[Figure content listings]

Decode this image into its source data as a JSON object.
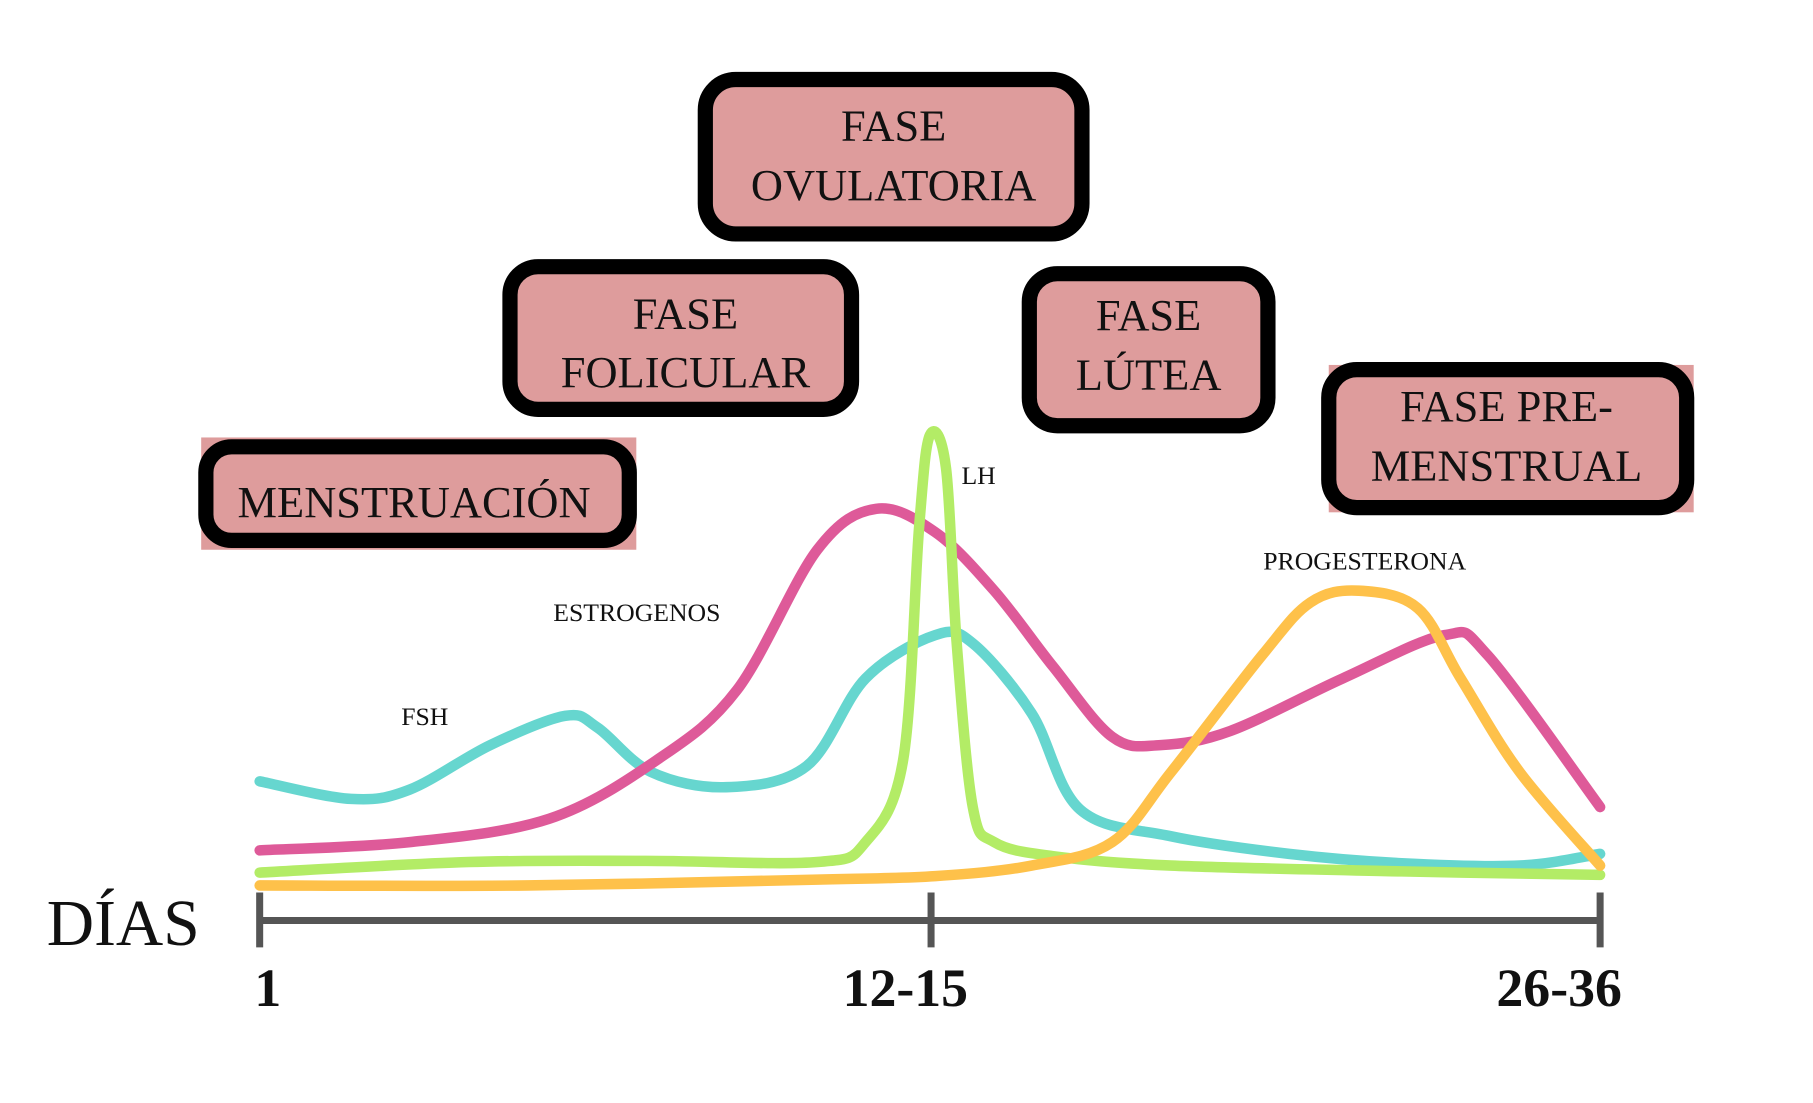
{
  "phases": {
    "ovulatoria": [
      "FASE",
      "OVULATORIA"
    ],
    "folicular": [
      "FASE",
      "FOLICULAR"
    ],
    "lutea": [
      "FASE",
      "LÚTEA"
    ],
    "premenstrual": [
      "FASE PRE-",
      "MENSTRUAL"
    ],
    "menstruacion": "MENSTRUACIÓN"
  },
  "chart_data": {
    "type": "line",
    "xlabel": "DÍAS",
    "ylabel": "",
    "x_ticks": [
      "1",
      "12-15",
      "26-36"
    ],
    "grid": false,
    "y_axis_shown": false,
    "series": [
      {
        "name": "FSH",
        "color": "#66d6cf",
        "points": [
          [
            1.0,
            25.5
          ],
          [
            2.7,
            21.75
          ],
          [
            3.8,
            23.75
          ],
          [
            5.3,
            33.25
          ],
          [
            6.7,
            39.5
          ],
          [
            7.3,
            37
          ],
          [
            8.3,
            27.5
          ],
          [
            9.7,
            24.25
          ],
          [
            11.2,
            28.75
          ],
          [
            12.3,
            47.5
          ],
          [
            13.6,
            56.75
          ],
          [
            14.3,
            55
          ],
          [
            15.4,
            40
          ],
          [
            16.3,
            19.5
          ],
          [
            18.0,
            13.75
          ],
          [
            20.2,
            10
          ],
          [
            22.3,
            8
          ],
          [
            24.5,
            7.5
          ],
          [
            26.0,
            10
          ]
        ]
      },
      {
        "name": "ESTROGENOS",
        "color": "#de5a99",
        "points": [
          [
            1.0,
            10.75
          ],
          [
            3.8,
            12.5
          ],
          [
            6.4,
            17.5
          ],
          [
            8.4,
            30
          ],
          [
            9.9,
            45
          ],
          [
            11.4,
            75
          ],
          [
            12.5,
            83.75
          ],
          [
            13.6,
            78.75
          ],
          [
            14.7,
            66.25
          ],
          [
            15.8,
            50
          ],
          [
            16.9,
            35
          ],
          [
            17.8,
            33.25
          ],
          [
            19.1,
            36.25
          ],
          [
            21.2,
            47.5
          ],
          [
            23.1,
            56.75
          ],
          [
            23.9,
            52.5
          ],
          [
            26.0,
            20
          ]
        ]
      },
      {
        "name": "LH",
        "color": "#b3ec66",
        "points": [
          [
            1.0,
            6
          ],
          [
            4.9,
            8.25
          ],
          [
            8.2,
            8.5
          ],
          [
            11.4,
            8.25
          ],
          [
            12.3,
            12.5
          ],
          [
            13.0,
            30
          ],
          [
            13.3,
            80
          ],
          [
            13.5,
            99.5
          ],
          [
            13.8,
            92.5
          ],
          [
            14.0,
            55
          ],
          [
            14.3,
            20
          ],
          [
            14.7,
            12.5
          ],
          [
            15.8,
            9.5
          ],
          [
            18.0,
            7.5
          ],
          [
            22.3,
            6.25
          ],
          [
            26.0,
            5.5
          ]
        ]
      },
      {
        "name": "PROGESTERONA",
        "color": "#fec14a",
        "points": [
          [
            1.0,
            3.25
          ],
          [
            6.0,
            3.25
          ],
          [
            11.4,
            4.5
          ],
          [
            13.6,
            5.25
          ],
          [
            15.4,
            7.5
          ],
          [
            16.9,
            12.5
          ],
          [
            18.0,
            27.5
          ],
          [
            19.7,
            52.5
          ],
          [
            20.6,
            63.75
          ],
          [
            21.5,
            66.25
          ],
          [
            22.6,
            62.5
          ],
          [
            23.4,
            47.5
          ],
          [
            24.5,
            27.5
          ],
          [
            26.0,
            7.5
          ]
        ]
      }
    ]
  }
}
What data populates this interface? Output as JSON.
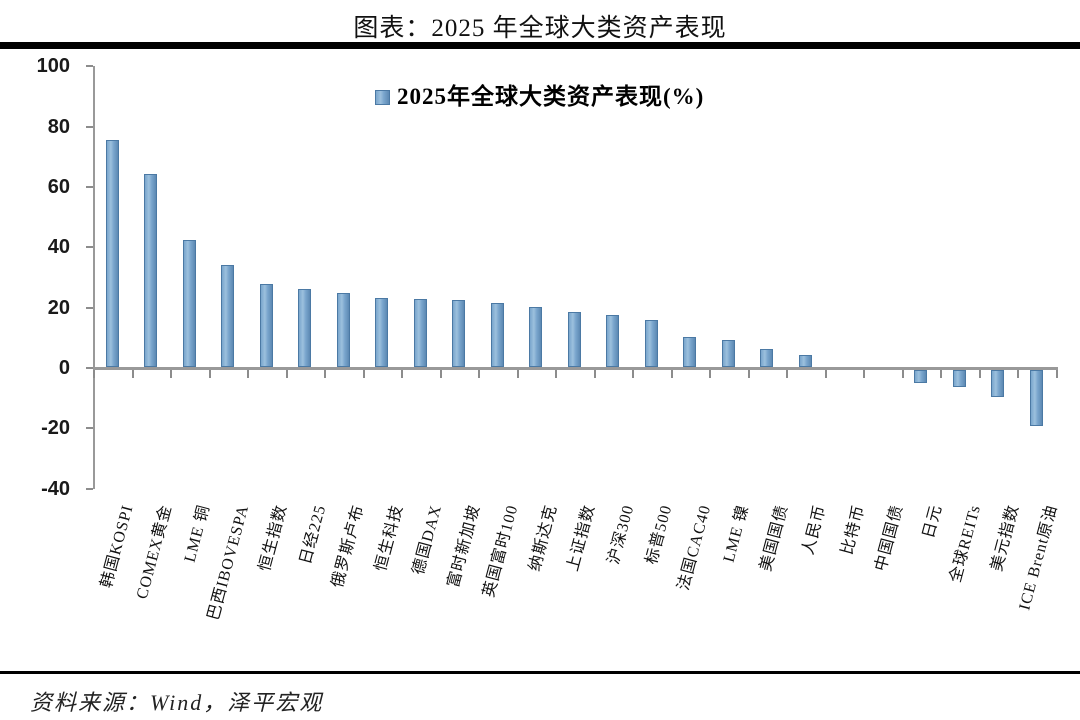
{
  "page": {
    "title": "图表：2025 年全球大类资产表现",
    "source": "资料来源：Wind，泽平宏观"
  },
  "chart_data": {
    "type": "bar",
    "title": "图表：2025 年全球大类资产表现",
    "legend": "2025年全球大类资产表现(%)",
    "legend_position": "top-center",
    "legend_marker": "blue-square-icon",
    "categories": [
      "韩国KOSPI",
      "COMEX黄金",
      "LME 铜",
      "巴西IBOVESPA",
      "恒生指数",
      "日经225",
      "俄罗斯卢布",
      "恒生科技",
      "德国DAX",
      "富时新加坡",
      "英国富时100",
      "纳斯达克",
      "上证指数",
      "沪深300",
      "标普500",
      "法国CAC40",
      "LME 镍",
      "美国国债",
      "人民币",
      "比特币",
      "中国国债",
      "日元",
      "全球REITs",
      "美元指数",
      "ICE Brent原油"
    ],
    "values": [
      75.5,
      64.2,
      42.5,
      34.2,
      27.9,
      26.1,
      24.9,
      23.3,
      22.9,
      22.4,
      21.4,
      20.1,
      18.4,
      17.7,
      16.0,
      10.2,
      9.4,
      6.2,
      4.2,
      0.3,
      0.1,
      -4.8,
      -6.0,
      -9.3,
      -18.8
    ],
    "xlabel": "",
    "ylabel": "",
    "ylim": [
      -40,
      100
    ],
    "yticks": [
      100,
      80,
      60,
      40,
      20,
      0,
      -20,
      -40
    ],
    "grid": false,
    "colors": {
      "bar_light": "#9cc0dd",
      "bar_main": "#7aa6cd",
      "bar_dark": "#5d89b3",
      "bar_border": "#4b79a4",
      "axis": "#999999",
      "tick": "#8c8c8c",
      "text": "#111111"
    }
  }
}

**Short task**
Write out the listing above again, exactly, but with no pictures in the copy.

**Exercise response**
Decode this image into its source data as a JSON object.
{
  "phases": {
    "ovulatoria": [
      "FASE",
      "OVULATORIA"
    ],
    "folicular": [
      "FASE",
      "FOLICULAR"
    ],
    "lutea": [
      "FASE",
      "LÚTEA"
    ],
    "premenstrual": [
      "FASE PRE-",
      "MENSTRUAL"
    ],
    "menstruacion": "MENSTRUACIÓN"
  },
  "chart_data": {
    "type": "line",
    "xlabel": "DÍAS",
    "ylabel": "",
    "x_ticks": [
      "1",
      "12-15",
      "26-36"
    ],
    "grid": false,
    "y_axis_shown": false,
    "series": [
      {
        "name": "FSH",
        "color": "#66d6cf",
        "points": [
          [
            1.0,
            25.5
          ],
          [
            2.7,
            21.75
          ],
          [
            3.8,
            23.75
          ],
          [
            5.3,
            33.25
          ],
          [
            6.7,
            39.5
          ],
          [
            7.3,
            37
          ],
          [
            8.3,
            27.5
          ],
          [
            9.7,
            24.25
          ],
          [
            11.2,
            28.75
          ],
          [
            12.3,
            47.5
          ],
          [
            13.6,
            56.75
          ],
          [
            14.3,
            55
          ],
          [
            15.4,
            40
          ],
          [
            16.3,
            19.5
          ],
          [
            18.0,
            13.75
          ],
          [
            20.2,
            10
          ],
          [
            22.3,
            8
          ],
          [
            24.5,
            7.5
          ],
          [
            26.0,
            10
          ]
        ]
      },
      {
        "name": "ESTROGENOS",
        "color": "#de5a99",
        "points": [
          [
            1.0,
            10.75
          ],
          [
            3.8,
            12.5
          ],
          [
            6.4,
            17.5
          ],
          [
            8.4,
            30
          ],
          [
            9.9,
            45
          ],
          [
            11.4,
            75
          ],
          [
            12.5,
            83.75
          ],
          [
            13.6,
            78.75
          ],
          [
            14.7,
            66.25
          ],
          [
            15.8,
            50
          ],
          [
            16.9,
            35
          ],
          [
            17.8,
            33.25
          ],
          [
            19.1,
            36.25
          ],
          [
            21.2,
            47.5
          ],
          [
            23.1,
            56.75
          ],
          [
            23.9,
            52.5
          ],
          [
            26.0,
            20
          ]
        ]
      },
      {
        "name": "LH",
        "color": "#b3ec66",
        "points": [
          [
            1.0,
            6
          ],
          [
            4.9,
            8.25
          ],
          [
            8.2,
            8.5
          ],
          [
            11.4,
            8.25
          ],
          [
            12.3,
            12.5
          ],
          [
            13.0,
            30
          ],
          [
            13.3,
            80
          ],
          [
            13.5,
            99.5
          ],
          [
            13.8,
            92.5
          ],
          [
            14.0,
            55
          ],
          [
            14.3,
            20
          ],
          [
            14.7,
            12.5
          ],
          [
            15.8,
            9.5
          ],
          [
            18.0,
            7.5
          ],
          [
            22.3,
            6.25
          ],
          [
            26.0,
            5.5
          ]
        ]
      },
      {
        "name": "PROGESTERONA",
        "color": "#fec14a",
        "points": [
          [
            1.0,
            3.25
          ],
          [
            6.0,
            3.25
          ],
          [
            11.4,
            4.5
          ],
          [
            13.6,
            5.25
          ],
          [
            15.4,
            7.5
          ],
          [
            16.9,
            12.5
          ],
          [
            18.0,
            27.5
          ],
          [
            19.7,
            52.5
          ],
          [
            20.6,
            63.75
          ],
          [
            21.5,
            66.25
          ],
          [
            22.6,
            62.5
          ],
          [
            23.4,
            47.5
          ],
          [
            24.5,
            27.5
          ],
          [
            26.0,
            7.5
          ]
        ]
      }
    ]
  }
}
What data populates this interface? Output as JSON.
{
  "page": {
    "title": "图表：2025 年全球大类资产表现",
    "source": "资料来源：Wind，泽平宏观"
  },
  "chart_data": {
    "type": "bar",
    "title": "图表：2025 年全球大类资产表现",
    "legend": "2025年全球大类资产表现(%)",
    "legend_position": "top-center",
    "legend_marker": "blue-square-icon",
    "categories": [
      "韩国KOSPI",
      "COMEX黄金",
      "LME 铜",
      "巴西IBOVESPA",
      "恒生指数",
      "日经225",
      "俄罗斯卢布",
      "恒生科技",
      "德国DAX",
      "富时新加坡",
      "英国富时100",
      "纳斯达克",
      "上证指数",
      "沪深300",
      "标普500",
      "法国CAC40",
      "LME 镍",
      "美国国债",
      "人民币",
      "比特币",
      "中国国债",
      "日元",
      "全球REITs",
      "美元指数",
      "ICE Brent原油"
    ],
    "values": [
      75.5,
      64.2,
      42.5,
      34.2,
      27.9,
      26.1,
      24.9,
      23.3,
      22.9,
      22.4,
      21.4,
      20.1,
      18.4,
      17.7,
      16.0,
      10.2,
      9.4,
      6.2,
      4.2,
      0.3,
      0.1,
      -4.8,
      -6.0,
      -9.3,
      -18.8
    ],
    "xlabel": "",
    "ylabel": "",
    "ylim": [
      -40,
      100
    ],
    "yticks": [
      100,
      80,
      60,
      40,
      20,
      0,
      -20,
      -40
    ],
    "grid": false,
    "colors": {
      "bar_light": "#9cc0dd",
      "bar_main": "#7aa6cd",
      "bar_dark": "#5d89b3",
      "bar_border": "#4b79a4",
      "axis": "#999999",
      "tick": "#8c8c8c",
      "text": "#111111"
    }
  }
}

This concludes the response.